>> start Records for the exercise
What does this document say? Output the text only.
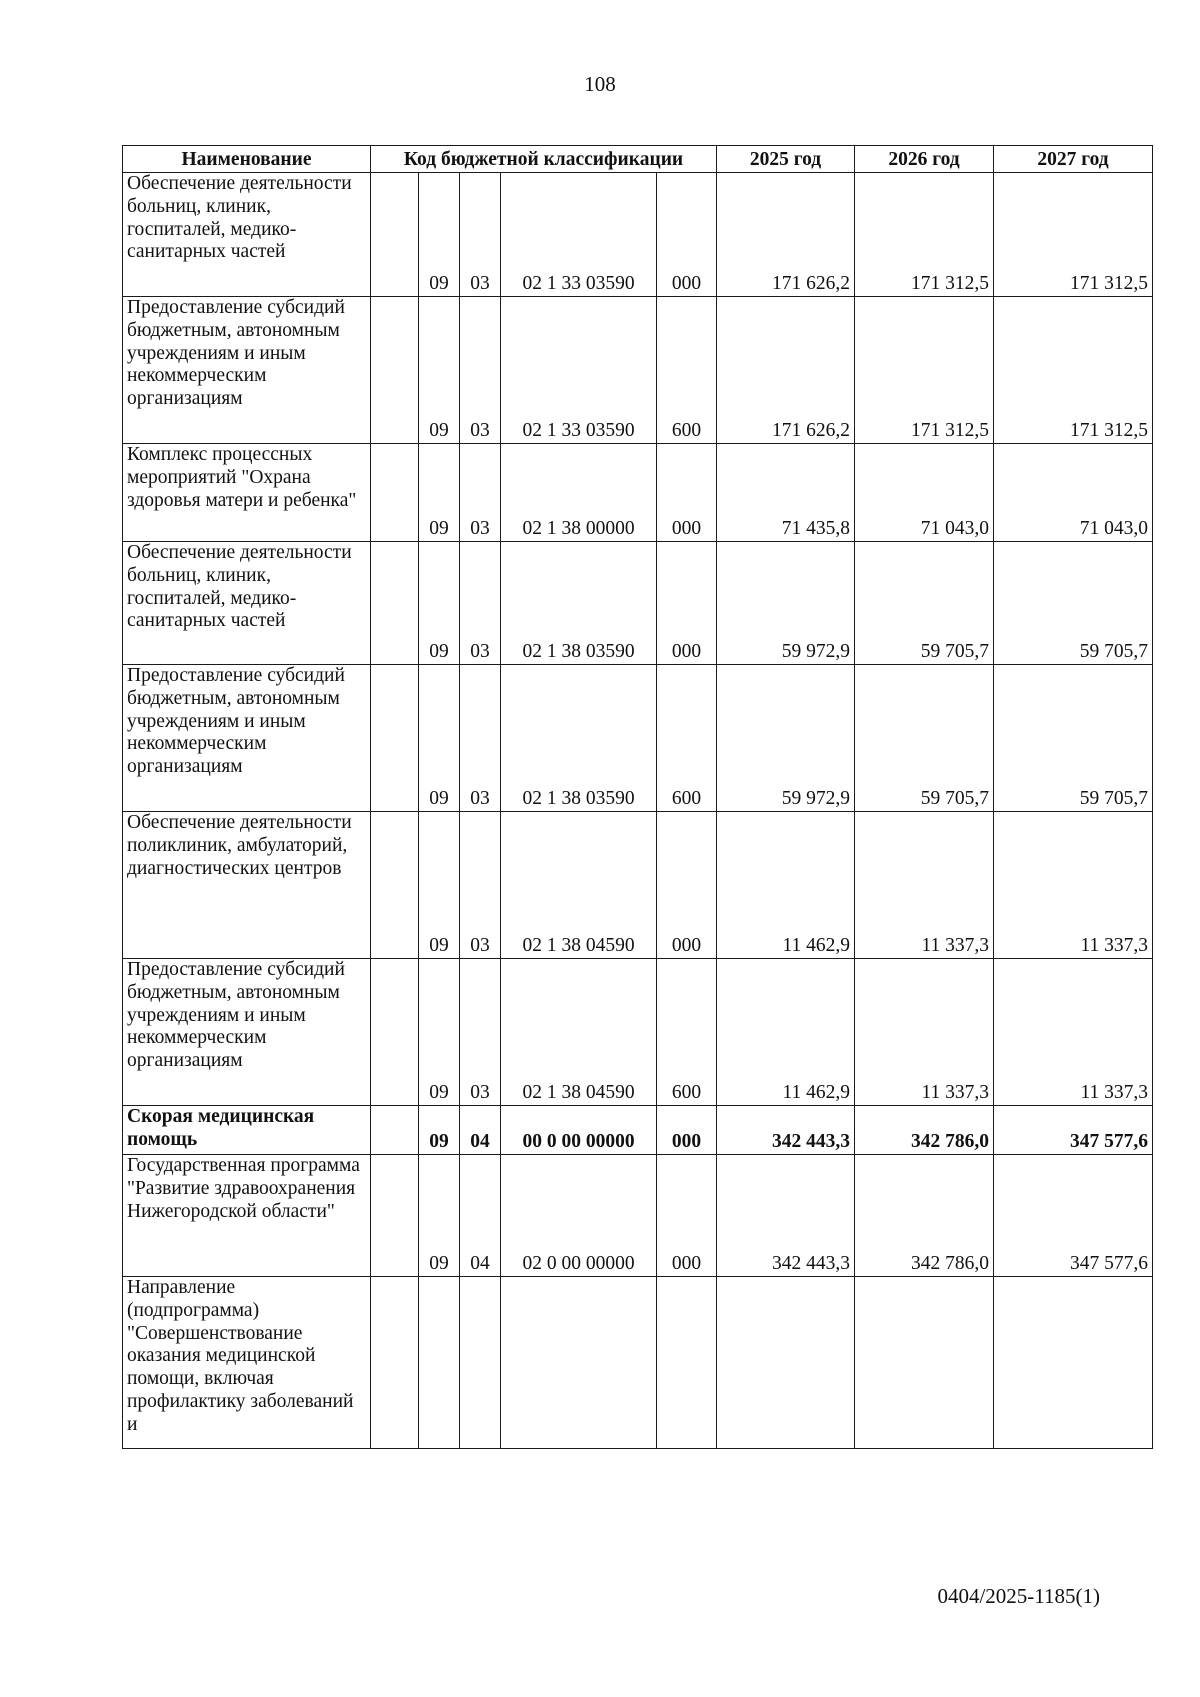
108
Наименование	Код бюджетной классификации					2025 год	2026 год	2027 год
Обеспечение деятельности больниц, клиник, госпиталей, медико-санитарных частей		09	03	02 1 33 03590	000	171 626,2	171 312,5	171 312,5
Предоставление субсидий бюджетным, автономным учреждениям и иным некоммерческим организациям		09	03	02 1 33 03590	600	171 626,2	171 312,5	171 312,5
Комплекс процессных мероприятий "Охрана здоровья матери и ребенка"		09	03	02 1 38 00000	000	71 435,8	71 043,0	71 043,0
Обеспечение деятельности больниц, клиник, госпиталей, медико-санитарных частей		09	03	02 1 38 03590	000	59 972,9	59 705,7	59 705,7
Предоставление субсидий бюджетным, автономным учреждениям и иным некоммерческим организациям		09	03	02 1 38 03590	600	59 972,9	59 705,7	59 705,7
Обеспечение деятельности поликлиник, амбулаторий, диагностических центров		09	03	02 1 38 04590	000	11 462,9	11 337,3	11 337,3
Предоставление субсидий бюджетным, автономным учреждениям и иным некоммерческим организациям		09	03	02 1 38 04590	600	11 462,9	11 337,3	11 337,3
Скорая медицинская помощь		09	04	00 0 00 00000	000	342 443,3	342 786,0	347 577,6
Государственная программа "Развитие здравоохранения Нижегородской области"		09	04	02 0 00 00000	000	342 443,3	342 786,0	347 577,6
Направление (подпрограмма) "Совершенствование оказания медицинской помощи, включая профилактику заболеваний и								
0404/2025-1185(1)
>> end Records for the exercise
*Required task*: Skip every picture and transcribe the data above exactly.

*Expected output*:
What does this document say? Output the text only.
108
Наименование	Код бюджетной классификации					2025 год	2026 год	2027 год
Обеспечение деятельности больниц, клиник, госпиталей, медико-санитарных частей		09	03	02 1 33 03590	000	171 626,2	171 312,5	171 312,5
Предоставление субсидий бюджетным, автономным учреждениям и иным некоммерческим организациям		09	03	02 1 33 03590	600	171 626,2	171 312,5	171 312,5
Комплекс процессных мероприятий "Охрана здоровья матери и ребенка"		09	03	02 1 38 00000	000	71 435,8	71 043,0	71 043,0
Обеспечение деятельности больниц, клиник, госпиталей, медико-санитарных частей		09	03	02 1 38 03590	000	59 972,9	59 705,7	59 705,7
Предоставление субсидий бюджетным, автономным учреждениям и иным некоммерческим организациям		09	03	02 1 38 03590	600	59 972,9	59 705,7	59 705,7
Обеспечение деятельности поликлиник, амбулаторий, диагностических центров		09	03	02 1 38 04590	000	11 462,9	11 337,3	11 337,3
Предоставление субсидий бюджетным, автономным учреждениям и иным некоммерческим организациям		09	03	02 1 38 04590	600	11 462,9	11 337,3	11 337,3
Скорая медицинская помощь		09	04	00 0 00 00000	000	342 443,3	342 786,0	347 577,6
Государственная программа "Развитие здравоохранения Нижегородской области"		09	04	02 0 00 00000	000	342 443,3	342 786,0	347 577,6
Направление (подпрограмма) "Совершенствование оказания медицинской помощи, включая профилактику заболеваний и								
0404/2025-1185(1)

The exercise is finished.